[start of Input rows]

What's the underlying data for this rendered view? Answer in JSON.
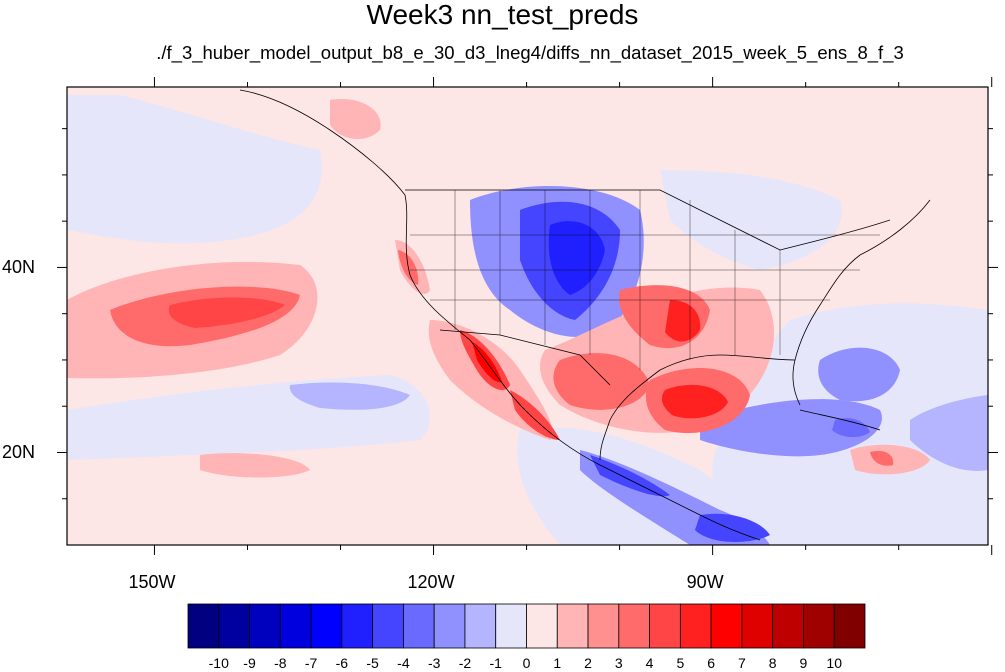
{
  "title": "Week3 nn_test_preds",
  "subtitle": "./f_3_huber_model_output_b8_e_30_d3_lneg4/diffs_nn_dataset_2015_week_5_ens_8_f_3",
  "axes": {
    "x_ticks": [
      {
        "label": "150W",
        "lon": -150
      },
      {
        "label": "120W",
        "lon": -120
      },
      {
        "label": "90W",
        "lon": -90
      }
    ],
    "y_ticks": [
      {
        "label": "40N",
        "lat": 40
      },
      {
        "label": "20N",
        "lat": 20
      }
    ],
    "lon_range": [
      -159.4,
      -60.4
    ],
    "lat_range": [
      10.0,
      59.5
    ]
  },
  "colorbar": {
    "labels": [
      "-10",
      "-9",
      "-8",
      "-7",
      "-6",
      "-5",
      "-4",
      "-3",
      "-2",
      "-1",
      "0",
      "1",
      "2",
      "3",
      "4",
      "5",
      "6",
      "7",
      "8",
      "9",
      "10"
    ],
    "colors": [
      "#000080",
      "#00009f",
      "#0000bf",
      "#0000df",
      "#0000ff",
      "#2020ff",
      "#4545ff",
      "#6a6aff",
      "#9090ff",
      "#b5b5ff",
      "#e6e6fa",
      "#fde6e6",
      "#ffb5b5",
      "#ff9090",
      "#ff6a6a",
      "#ff4545",
      "#ff2020",
      "#ff0000",
      "#df0000",
      "#bf0000",
      "#9f0000",
      "#800000"
    ]
  }
}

[end of Input rows]

▶ **Given exercise**:
Leave the pictures out, and transcribe each of the records exactly.

▶ **Written response**:
What's the underlying data for this rendered view? Answer in JSON.
{
  "title": "Week3 nn_test_preds",
  "subtitle": "./f_3_huber_model_output_b8_e_30_d3_lneg4/diffs_nn_dataset_2015_week_5_ens_8_f_3",
  "axes": {
    "x_ticks": [
      {
        "label": "150W",
        "lon": -150
      },
      {
        "label": "120W",
        "lon": -120
      },
      {
        "label": "90W",
        "lon": -90
      }
    ],
    "y_ticks": [
      {
        "label": "40N",
        "lat": 40
      },
      {
        "label": "20N",
        "lat": 20
      }
    ],
    "lon_range": [
      -159.4,
      -60.4
    ],
    "lat_range": [
      10.0,
      59.5
    ]
  },
  "colorbar": {
    "labels": [
      "-10",
      "-9",
      "-8",
      "-7",
      "-6",
      "-5",
      "-4",
      "-3",
      "-2",
      "-1",
      "0",
      "1",
      "2",
      "3",
      "4",
      "5",
      "6",
      "7",
      "8",
      "9",
      "10"
    ],
    "colors": [
      "#000080",
      "#00009f",
      "#0000bf",
      "#0000df",
      "#0000ff",
      "#2020ff",
      "#4545ff",
      "#6a6aff",
      "#9090ff",
      "#b5b5ff",
      "#e6e6fa",
      "#fde6e6",
      "#ffb5b5",
      "#ff9090",
      "#ff6a6a",
      "#ff4545",
      "#ff2020",
      "#ff0000",
      "#df0000",
      "#bf0000",
      "#9f0000",
      "#800000"
    ]
  }
}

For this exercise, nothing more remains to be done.